**Data section**
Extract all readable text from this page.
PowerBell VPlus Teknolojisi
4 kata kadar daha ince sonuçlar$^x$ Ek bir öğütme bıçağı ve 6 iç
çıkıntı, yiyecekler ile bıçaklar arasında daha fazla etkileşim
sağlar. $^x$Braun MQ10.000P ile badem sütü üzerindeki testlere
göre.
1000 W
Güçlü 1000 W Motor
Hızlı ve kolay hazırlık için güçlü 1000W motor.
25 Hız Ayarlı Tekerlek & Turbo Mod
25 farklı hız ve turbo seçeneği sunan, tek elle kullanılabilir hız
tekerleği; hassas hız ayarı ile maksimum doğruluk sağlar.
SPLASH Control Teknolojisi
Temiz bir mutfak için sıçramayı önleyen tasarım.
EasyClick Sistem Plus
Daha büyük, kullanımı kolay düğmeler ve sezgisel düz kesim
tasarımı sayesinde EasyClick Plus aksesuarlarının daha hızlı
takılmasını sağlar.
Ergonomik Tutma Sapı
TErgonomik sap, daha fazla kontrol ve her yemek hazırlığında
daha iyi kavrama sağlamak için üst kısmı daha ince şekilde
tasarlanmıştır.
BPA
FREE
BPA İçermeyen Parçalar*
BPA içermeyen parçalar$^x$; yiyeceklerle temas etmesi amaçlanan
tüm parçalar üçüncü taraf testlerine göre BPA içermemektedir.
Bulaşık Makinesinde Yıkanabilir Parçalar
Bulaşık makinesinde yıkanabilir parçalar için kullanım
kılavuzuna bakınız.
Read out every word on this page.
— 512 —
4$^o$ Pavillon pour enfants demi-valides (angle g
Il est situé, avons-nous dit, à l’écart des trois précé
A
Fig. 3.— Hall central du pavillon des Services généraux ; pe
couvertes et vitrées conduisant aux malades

**Requirements**
Output the whole listing above again, word for word.

**Result**
Extract all readable text from this page.
PowerBell VPlus Teknolojisi
4 kata kadar daha ince sonuçlar$^x$ Ek bir öğütme bıçağı ve 6 iç
çıkıntı, yiyecekler ile bıçaklar arasında daha fazla etkileşim
sağlar. $^x$Braun MQ10.000P ile badem sütü üzerindeki testlere
göre.
1000 W
Güçlü 1000 W Motor
Hızlı ve kolay hazırlık için güçlü 1000W motor.
25 Hız Ayarlı Tekerlek & Turbo Mod
25 farklı hız ve turbo seçeneği sunan, tek elle kullanılabilir hız
tekerleği; hassas hız ayarı ile maksimum doğruluk sağlar.
SPLASH Control Teknolojisi
Temiz bir mutfak için sıçramayı önleyen tasarım.
EasyClick Sistem Plus
Daha büyük, kullanımı kolay düğmeler ve sezgisel düz kesim
tasarımı sayesinde EasyClick Plus aksesuarlarının daha hızlı
takılmasını sağlar.
Ergonomik Tutma Sapı
TErgonomik sap, daha fazla kontrol ve her yemek hazırlığında
daha iyi kavrama sağlamak için üst kısmı daha ince şekilde
tasarlanmıştır.
BPA
FREE
BPA İçermeyen Parçalar*
BPA içermeyen parçalar$^x$; yiyeceklerle temas etmesi amaçlanan
tüm parçalar üçüncü taraf testlerine göre BPA içermemektedir.
Bulaşık Makinesinde Yıkanabilir Parçalar
Bulaşık makinesinde yıkanabilir parçalar için kullanım
kılavuzuna bakınız.
Read out every word on this page.
— 512 —
4$^o$ Pavillon pour enfants demi-valides (angle g
Il est situé, avons-nous dit, à l’écart des trois précé
A
Fig. 3.— Hall central du pavillon des Services généraux ; pe
couvertes et vitrées conduisant aux malades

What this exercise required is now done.